** Begin Supplied information **

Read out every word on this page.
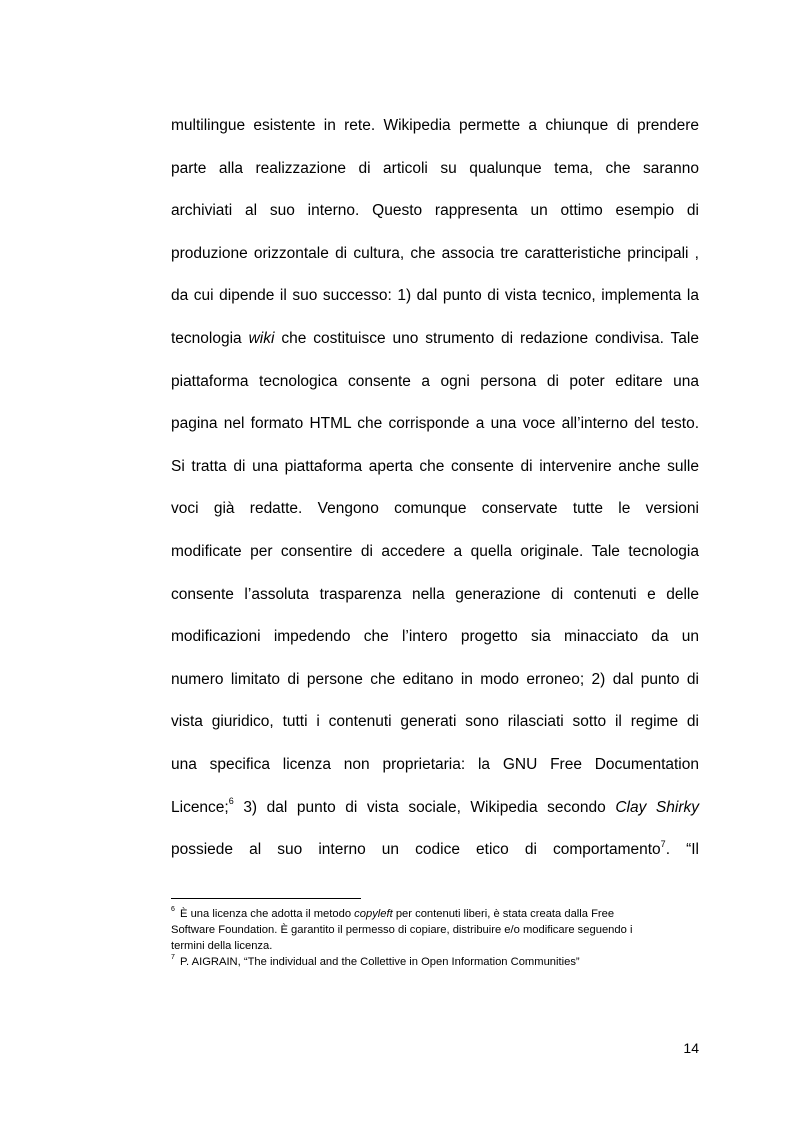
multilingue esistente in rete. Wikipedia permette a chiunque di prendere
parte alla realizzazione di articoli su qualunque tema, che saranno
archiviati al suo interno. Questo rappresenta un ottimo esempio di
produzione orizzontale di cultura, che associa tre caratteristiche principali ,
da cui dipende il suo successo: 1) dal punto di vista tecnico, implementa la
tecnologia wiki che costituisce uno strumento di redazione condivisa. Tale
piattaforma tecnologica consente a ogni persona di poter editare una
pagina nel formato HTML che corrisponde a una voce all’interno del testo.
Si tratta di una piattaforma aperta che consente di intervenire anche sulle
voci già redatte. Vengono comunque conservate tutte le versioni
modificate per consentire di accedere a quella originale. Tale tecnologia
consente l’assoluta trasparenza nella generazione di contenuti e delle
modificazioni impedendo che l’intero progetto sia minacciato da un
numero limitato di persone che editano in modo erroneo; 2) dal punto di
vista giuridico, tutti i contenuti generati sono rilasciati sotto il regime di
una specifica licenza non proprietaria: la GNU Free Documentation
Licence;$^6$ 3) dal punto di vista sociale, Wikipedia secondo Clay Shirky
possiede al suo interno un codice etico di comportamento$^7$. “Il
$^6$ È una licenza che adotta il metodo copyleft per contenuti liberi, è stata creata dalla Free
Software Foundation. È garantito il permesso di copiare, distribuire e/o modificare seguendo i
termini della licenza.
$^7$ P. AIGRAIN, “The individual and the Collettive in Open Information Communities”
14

** End Supplied information **
** Begin Supplied information **

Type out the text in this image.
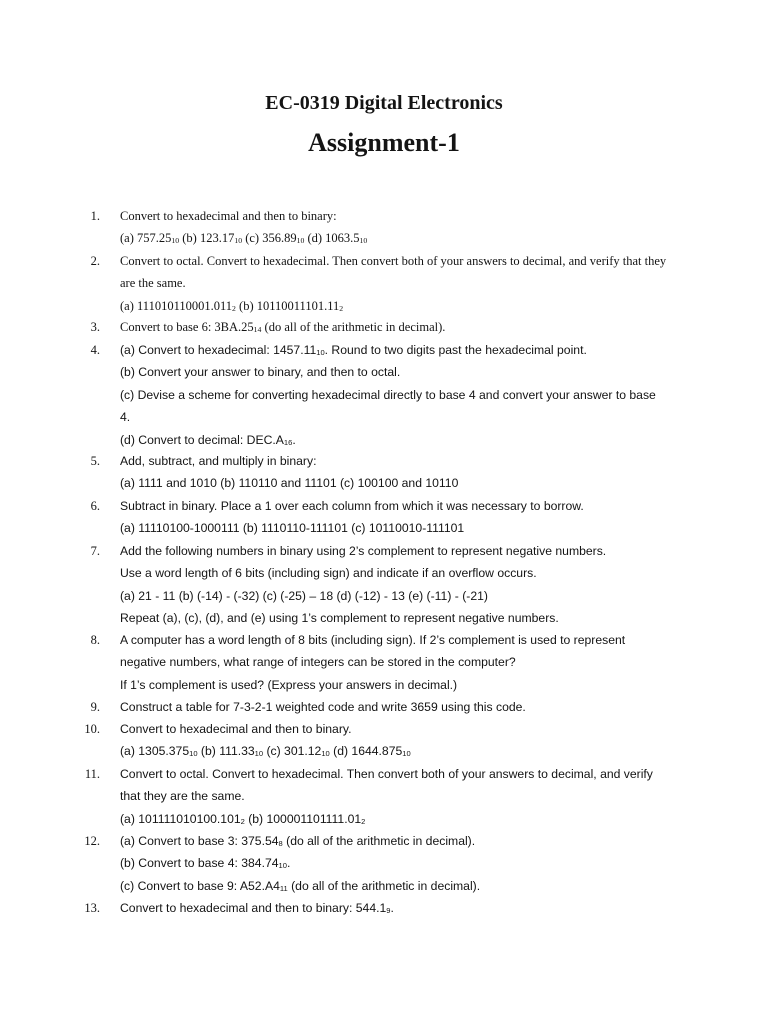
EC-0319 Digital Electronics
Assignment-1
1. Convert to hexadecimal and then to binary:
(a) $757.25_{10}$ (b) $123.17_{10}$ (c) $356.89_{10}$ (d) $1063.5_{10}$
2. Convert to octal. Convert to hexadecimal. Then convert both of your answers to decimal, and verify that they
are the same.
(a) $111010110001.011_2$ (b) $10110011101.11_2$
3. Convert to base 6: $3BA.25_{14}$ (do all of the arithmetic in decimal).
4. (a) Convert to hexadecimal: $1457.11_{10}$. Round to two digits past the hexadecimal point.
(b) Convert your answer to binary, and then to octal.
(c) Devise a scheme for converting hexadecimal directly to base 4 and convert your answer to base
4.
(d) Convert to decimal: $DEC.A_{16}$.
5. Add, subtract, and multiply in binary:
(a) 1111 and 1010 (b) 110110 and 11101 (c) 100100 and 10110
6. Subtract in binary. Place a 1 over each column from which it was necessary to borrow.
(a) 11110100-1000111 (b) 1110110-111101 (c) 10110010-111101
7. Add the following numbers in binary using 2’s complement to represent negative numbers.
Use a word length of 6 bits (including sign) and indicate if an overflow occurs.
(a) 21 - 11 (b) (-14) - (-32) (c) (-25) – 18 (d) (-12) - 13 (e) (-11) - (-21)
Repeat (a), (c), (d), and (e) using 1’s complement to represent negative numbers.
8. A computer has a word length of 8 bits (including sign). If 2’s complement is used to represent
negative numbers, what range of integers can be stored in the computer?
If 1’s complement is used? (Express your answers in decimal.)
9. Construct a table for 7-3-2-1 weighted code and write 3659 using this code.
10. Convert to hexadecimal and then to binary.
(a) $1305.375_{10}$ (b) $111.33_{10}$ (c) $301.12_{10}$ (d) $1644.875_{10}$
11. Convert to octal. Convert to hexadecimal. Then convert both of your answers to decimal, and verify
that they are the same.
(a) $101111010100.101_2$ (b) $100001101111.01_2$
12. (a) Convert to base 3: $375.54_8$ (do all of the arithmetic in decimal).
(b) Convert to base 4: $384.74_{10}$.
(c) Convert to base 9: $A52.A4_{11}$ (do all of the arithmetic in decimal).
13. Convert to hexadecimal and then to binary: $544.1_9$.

** End Supplied information **

- [Your instructions]: Count how many lines above carry the word "octal". Only the number is required.

- [Exercise response]: 3